Work to complete> Locate the string "right" in the records below. Copy every line where it occurs.
---- Excerpted data
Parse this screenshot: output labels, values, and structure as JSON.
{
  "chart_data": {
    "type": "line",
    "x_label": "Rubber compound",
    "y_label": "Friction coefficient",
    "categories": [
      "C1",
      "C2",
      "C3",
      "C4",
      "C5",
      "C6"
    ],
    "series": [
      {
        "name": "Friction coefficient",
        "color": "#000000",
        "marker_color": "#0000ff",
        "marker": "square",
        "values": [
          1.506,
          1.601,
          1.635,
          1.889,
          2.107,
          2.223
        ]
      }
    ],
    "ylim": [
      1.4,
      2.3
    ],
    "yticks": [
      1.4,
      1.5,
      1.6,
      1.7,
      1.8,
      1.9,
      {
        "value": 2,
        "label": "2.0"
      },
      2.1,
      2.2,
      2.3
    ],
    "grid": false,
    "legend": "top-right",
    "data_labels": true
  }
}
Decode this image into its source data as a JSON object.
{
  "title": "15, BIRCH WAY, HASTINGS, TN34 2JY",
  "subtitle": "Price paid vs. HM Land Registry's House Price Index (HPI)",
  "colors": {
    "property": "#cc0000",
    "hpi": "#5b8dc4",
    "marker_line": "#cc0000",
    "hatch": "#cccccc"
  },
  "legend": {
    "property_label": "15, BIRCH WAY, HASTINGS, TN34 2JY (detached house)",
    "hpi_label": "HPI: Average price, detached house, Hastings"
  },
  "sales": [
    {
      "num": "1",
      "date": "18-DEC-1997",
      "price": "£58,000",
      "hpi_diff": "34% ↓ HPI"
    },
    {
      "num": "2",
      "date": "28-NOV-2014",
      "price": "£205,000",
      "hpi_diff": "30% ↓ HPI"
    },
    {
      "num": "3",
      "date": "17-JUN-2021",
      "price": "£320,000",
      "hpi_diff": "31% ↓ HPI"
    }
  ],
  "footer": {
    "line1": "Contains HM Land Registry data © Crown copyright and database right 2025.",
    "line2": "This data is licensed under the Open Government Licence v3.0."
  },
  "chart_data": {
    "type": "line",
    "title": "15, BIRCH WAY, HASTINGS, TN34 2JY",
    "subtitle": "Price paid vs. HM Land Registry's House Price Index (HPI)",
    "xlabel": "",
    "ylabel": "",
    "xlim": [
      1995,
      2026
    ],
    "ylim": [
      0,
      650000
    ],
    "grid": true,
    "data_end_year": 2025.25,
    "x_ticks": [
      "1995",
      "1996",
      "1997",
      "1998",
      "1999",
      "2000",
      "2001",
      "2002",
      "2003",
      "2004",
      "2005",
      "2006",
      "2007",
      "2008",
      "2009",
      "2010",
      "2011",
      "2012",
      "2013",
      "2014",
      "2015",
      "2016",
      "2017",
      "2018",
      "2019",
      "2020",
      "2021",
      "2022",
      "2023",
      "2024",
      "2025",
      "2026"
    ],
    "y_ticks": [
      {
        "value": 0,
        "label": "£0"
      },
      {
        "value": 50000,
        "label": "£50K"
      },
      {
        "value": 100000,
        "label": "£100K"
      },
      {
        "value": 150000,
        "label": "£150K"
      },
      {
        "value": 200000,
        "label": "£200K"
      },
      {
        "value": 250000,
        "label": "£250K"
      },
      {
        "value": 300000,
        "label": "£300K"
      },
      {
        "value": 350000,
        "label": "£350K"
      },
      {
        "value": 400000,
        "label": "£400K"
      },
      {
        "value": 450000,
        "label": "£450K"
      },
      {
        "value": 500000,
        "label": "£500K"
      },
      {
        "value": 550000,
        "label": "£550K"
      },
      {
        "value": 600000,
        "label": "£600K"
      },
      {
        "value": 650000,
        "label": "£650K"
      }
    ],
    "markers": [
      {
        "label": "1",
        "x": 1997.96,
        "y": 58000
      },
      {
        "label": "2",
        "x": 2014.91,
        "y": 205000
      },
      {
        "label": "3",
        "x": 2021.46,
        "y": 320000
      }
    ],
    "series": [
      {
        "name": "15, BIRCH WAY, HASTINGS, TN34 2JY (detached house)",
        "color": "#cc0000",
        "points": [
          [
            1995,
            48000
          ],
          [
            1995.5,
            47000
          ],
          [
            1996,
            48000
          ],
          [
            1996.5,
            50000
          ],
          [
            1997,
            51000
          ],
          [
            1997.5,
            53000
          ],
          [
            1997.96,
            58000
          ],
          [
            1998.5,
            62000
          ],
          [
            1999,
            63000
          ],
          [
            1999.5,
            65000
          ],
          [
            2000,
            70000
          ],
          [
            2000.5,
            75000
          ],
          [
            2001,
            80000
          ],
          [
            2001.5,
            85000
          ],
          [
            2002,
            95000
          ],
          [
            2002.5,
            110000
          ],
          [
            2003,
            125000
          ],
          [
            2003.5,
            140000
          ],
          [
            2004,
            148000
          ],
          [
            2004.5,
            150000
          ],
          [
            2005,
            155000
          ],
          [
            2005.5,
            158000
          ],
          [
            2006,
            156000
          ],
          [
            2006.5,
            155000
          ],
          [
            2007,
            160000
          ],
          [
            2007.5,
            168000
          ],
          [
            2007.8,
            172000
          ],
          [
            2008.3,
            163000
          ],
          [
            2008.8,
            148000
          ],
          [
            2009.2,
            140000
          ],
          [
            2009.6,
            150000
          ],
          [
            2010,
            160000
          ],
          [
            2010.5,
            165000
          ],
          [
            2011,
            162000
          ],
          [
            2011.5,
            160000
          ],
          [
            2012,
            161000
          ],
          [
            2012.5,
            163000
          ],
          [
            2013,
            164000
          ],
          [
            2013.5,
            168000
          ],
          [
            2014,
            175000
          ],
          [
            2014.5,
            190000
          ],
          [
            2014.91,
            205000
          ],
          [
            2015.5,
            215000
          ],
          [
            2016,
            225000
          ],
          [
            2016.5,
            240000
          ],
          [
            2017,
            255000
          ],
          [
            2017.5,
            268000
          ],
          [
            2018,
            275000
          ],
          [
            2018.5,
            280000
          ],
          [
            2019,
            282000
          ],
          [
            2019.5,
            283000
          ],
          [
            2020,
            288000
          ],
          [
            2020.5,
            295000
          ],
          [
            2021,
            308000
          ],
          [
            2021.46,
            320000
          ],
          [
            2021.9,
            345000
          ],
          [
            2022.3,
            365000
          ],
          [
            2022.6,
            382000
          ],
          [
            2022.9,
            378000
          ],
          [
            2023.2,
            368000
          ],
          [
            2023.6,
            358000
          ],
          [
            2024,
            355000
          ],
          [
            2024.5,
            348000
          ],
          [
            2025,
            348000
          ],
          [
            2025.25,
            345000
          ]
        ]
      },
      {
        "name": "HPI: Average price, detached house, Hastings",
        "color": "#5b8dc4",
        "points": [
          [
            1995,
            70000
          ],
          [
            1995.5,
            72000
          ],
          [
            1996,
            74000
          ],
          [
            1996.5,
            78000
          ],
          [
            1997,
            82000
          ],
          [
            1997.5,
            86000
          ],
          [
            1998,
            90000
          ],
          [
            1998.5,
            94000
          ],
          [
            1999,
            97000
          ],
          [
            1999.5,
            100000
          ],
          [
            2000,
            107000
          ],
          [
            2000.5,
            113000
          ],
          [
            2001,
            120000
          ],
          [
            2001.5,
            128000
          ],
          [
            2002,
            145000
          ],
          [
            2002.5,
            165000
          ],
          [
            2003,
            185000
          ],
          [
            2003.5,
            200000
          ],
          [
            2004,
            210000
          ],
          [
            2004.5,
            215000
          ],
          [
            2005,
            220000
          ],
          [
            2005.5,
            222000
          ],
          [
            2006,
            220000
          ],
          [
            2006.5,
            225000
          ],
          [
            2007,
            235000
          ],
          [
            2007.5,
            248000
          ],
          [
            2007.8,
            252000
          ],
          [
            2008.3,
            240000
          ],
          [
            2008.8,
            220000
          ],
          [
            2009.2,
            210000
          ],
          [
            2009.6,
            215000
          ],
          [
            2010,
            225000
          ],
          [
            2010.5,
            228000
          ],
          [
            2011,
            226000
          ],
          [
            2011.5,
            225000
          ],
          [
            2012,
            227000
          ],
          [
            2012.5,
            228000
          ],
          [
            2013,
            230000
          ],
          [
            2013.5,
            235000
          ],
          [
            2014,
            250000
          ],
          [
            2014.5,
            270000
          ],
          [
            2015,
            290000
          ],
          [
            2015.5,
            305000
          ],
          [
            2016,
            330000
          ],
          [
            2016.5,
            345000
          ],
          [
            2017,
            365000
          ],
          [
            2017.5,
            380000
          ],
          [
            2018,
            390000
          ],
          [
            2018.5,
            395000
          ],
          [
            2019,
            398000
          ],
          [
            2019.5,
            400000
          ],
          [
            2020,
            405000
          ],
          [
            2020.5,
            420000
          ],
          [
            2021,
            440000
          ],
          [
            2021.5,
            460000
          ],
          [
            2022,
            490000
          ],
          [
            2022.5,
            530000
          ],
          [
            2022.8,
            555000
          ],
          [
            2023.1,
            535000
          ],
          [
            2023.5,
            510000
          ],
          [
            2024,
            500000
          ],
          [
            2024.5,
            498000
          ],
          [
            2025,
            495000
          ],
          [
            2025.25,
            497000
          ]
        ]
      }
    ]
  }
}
--------
Exercise result>
    "legend": "top-right",
    "line1": "Contains HM Land Registry data © Crown copyright and database right 2025.",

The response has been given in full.